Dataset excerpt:
○ ○ ○
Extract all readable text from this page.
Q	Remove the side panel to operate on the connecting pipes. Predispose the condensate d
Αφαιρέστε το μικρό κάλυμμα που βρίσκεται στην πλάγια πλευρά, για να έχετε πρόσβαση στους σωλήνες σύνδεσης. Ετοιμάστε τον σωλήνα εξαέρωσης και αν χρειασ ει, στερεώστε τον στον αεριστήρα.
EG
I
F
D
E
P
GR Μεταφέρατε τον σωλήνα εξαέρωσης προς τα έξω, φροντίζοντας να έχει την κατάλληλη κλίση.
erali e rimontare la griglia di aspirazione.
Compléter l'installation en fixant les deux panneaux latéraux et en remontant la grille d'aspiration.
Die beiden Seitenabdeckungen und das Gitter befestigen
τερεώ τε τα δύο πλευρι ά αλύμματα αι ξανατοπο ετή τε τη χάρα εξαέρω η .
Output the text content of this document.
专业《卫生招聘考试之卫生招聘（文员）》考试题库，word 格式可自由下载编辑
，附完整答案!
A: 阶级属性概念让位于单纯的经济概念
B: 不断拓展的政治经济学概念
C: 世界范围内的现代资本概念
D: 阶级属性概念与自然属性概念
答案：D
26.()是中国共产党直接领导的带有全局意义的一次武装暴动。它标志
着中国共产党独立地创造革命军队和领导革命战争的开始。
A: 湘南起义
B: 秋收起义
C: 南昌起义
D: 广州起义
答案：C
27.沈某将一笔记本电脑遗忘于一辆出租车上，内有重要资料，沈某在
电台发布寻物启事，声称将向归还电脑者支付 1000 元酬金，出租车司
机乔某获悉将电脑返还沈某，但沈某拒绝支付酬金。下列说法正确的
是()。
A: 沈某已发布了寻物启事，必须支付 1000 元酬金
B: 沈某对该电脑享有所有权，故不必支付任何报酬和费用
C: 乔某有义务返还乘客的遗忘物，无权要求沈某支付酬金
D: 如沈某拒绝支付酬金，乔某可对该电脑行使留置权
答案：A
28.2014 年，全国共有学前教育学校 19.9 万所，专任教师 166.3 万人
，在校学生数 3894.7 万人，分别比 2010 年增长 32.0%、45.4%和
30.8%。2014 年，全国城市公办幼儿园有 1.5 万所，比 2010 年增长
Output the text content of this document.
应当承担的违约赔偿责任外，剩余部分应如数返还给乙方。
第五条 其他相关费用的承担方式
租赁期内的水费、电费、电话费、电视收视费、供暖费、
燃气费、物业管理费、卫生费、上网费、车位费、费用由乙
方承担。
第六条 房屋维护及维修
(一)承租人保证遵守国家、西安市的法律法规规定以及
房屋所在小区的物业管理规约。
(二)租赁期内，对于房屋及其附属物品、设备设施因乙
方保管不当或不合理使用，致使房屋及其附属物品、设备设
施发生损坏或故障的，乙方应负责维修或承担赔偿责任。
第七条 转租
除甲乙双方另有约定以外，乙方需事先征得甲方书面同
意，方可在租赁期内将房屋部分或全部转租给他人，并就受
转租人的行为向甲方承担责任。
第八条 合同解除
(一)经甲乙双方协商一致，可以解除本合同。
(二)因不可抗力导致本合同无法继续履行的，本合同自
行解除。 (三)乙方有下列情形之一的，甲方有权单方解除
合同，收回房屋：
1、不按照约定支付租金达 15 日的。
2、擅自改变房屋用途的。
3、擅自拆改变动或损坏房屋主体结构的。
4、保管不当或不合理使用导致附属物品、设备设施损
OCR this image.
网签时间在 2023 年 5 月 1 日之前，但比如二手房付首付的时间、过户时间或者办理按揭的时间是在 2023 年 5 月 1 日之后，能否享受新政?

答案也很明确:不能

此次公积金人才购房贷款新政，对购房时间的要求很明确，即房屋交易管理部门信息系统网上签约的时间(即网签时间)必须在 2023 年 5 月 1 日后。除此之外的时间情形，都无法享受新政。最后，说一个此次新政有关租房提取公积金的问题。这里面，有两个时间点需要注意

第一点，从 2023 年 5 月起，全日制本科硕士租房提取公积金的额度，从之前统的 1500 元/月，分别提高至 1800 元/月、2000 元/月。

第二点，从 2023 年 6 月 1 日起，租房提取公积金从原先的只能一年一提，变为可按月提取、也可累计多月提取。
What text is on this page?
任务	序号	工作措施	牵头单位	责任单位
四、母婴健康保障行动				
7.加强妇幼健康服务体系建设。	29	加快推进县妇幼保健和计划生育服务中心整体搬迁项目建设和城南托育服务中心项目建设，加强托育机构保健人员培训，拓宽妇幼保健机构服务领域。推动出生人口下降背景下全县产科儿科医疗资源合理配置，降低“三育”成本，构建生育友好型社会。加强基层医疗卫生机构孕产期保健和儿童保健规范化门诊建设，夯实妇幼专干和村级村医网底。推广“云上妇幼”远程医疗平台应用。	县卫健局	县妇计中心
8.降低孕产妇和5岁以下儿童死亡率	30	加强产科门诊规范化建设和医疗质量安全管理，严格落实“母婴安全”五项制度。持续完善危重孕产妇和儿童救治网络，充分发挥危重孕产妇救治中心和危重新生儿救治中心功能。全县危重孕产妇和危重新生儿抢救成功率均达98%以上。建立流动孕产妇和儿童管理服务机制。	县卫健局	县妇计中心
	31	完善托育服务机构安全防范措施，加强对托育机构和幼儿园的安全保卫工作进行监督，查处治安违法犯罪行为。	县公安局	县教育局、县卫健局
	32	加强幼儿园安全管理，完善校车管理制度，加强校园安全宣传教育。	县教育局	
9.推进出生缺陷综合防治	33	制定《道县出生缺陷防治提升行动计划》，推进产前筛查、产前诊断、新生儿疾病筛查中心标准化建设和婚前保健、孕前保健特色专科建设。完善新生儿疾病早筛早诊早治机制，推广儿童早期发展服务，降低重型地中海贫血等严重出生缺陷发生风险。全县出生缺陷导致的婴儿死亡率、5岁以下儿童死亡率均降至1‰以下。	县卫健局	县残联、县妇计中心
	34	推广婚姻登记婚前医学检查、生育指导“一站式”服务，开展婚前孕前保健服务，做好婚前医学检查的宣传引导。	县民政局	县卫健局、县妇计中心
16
○ ○ ○
What is being asked: Copy out the whole listing exactly as written.

Full output:
Extract all readable text from this page.
Q	Remove the side panel to operate on the connecting pipes. Predispose the condensate d
Αφαιρέστε το μικρό κάλυμμα που βρίσκεται στην πλάγια πλευρά, για να έχετε πρόσβαση στους σωλήνες σύνδεσης. Ετοιμάστε τον σωλήνα εξαέρωσης και αν χρειασ ει, στερεώστε τον στον αεριστήρα.
EG
I
F
D
E
P
GR Μεταφέρατε τον σωλήνα εξαέρωσης προς τα έξω, φροντίζοντας να έχει την κατάλληλη κλίση.
erali e rimontare la griglia di aspirazione.
Compléter l'installation en fixant les deux panneaux latéraux et en remontant la grille d'aspiration.
Die beiden Seitenabdeckungen und das Gitter befestigen
τερεώ τε τα δύο πλευρι ά αλύμματα αι ξανατοπο ετή τε τη χάρα εξαέρω η .
Output the text content of this document.
专业《卫生招聘考试之卫生招聘（文员）》考试题库，word 格式可自由下载编辑
，附完整答案!
A: 阶级属性概念让位于单纯的经济概念
B: 不断拓展的政治经济学概念
C: 世界范围内的现代资本概念
D: 阶级属性概念与自然属性概念
答案：D
26.()是中国共产党直接领导的带有全局意义的一次武装暴动。它标志
着中国共产党独立地创造革命军队和领导革命战争的开始。
A: 湘南起义
B: 秋收起义
C: 南昌起义
D: 广州起义
答案：C
27.沈某将一笔记本电脑遗忘于一辆出租车上，内有重要资料，沈某在
电台发布寻物启事，声称将向归还电脑者支付 1000 元酬金，出租车司
机乔某获悉将电脑返还沈某，但沈某拒绝支付酬金。下列说法正确的
是()。
A: 沈某已发布了寻物启事，必须支付 1000 元酬金
B: 沈某对该电脑享有所有权，故不必支付任何报酬和费用
C: 乔某有义务返还乘客的遗忘物，无权要求沈某支付酬金
D: 如沈某拒绝支付酬金，乔某可对该电脑行使留置权
答案：A
28.2014 年，全国共有学前教育学校 19.9 万所，专任教师 166.3 万人
，在校学生数 3894.7 万人，分别比 2010 年增长 32.0%、45.4%和
30.8%。2014 年，全国城市公办幼儿园有 1.5 万所，比 2010 年增长
Output the text content of this document.
应当承担的违约赔偿责任外，剩余部分应如数返还给乙方。
第五条 其他相关费用的承担方式
租赁期内的水费、电费、电话费、电视收视费、供暖费、
燃气费、物业管理费、卫生费、上网费、车位费、费用由乙
方承担。
第六条 房屋维护及维修
(一)承租人保证遵守国家、西安市的法律法规规定以及
房屋所在小区的物业管理规约。
(二)租赁期内，对于房屋及其附属物品、设备设施因乙
方保管不当或不合理使用，致使房屋及其附属物品、设备设
施发生损坏或故障的，乙方应负责维修或承担赔偿责任。
第七条 转租
除甲乙双方另有约定以外，乙方需事先征得甲方书面同
意，方可在租赁期内将房屋部分或全部转租给他人，并就受
转租人的行为向甲方承担责任。
第八条 合同解除
(一)经甲乙双方协商一致，可以解除本合同。
(二)因不可抗力导致本合同无法继续履行的，本合同自
行解除。 (三)乙方有下列情形之一的，甲方有权单方解除
合同，收回房屋：
1、不按照约定支付租金达 15 日的。
2、擅自改变房屋用途的。
3、擅自拆改变动或损坏房屋主体结构的。
4、保管不当或不合理使用导致附属物品、设备设施损
OCR this image.
网签时间在 2023 年 5 月 1 日之前，但比如二手房付首付的时间、过户时间或者办理按揭的时间是在 2023 年 5 月 1 日之后，能否享受新政?

答案也很明确:不能

此次公积金人才购房贷款新政，对购房时间的要求很明确，即房屋交易管理部门信息系统网上签约的时间(即网签时间)必须在 2023 年 5 月 1 日后。除此之外的时间情形，都无法享受新政。最后，说一个此次新政有关租房提取公积金的问题。这里面，有两个时间点需要注意

第一点，从 2023 年 5 月起，全日制本科硕士租房提取公积金的额度，从之前统的 1500 元/月，分别提高至 1800 元/月、2000 元/月。

第二点，从 2023 年 6 月 1 日起，租房提取公积金从原先的只能一年一提，变为可按月提取、也可累计多月提取。
What text is on this page?
任务	序号	工作措施	牵头单位	责任单位
四、母婴健康保障行动				
7.加强妇幼健康服务体系建设。	29	加快推进县妇幼保健和计划生育服务中心整体搬迁项目建设和城南托育服务中心项目建设，加强托育机构保健人员培训，拓宽妇幼保健机构服务领域。推动出生人口下降背景下全县产科儿科医疗资源合理配置，降低“三育”成本，构建生育友好型社会。加强基层医疗卫生机构孕产期保健和儿童保健规范化门诊建设，夯实妇幼专干和村级村医网底。推广“云上妇幼”远程医疗平台应用。	县卫健局	县妇计中心
8.降低孕产妇和5岁以下儿童死亡率	30	加强产科门诊规范化建设和医疗质量安全管理，严格落实“母婴安全”五项制度。持续完善危重孕产妇和儿童救治网络，充分发挥危重孕产妇救治中心和危重新生儿救治中心功能。全县危重孕产妇和危重新生儿抢救成功率均达98%以上。建立流动孕产妇和儿童管理服务机制。	县卫健局	县妇计中心
	31	完善托育服务机构安全防范措施，加强对托育机构和幼儿园的安全保卫工作进行监督，查处治安违法犯罪行为。	县公安局	县教育局、县卫健局
	32	加强幼儿园安全管理，完善校车管理制度，加强校园安全宣传教育。	县教育局	
9.推进出生缺陷综合防治	33	制定《道县出生缺陷防治提升行动计划》，推进产前筛查、产前诊断、新生儿疾病筛查中心标准化建设和婚前保健、孕前保健特色专科建设。完善新生儿疾病早筛早诊早治机制，推广儿童早期发展服务，降低重型地中海贫血等严重出生缺陷发生风险。全县出生缺陷导致的婴儿死亡率、5岁以下儿童死亡率均降至1‰以下。	县卫健局	县残联、县妇计中心
	34	推广婚姻登记婚前医学检查、生育指导“一站式”服务，开展婚前孕前保健服务，做好婚前医学检查的宣传引导。	县民政局	县卫健局、县妇计中心
16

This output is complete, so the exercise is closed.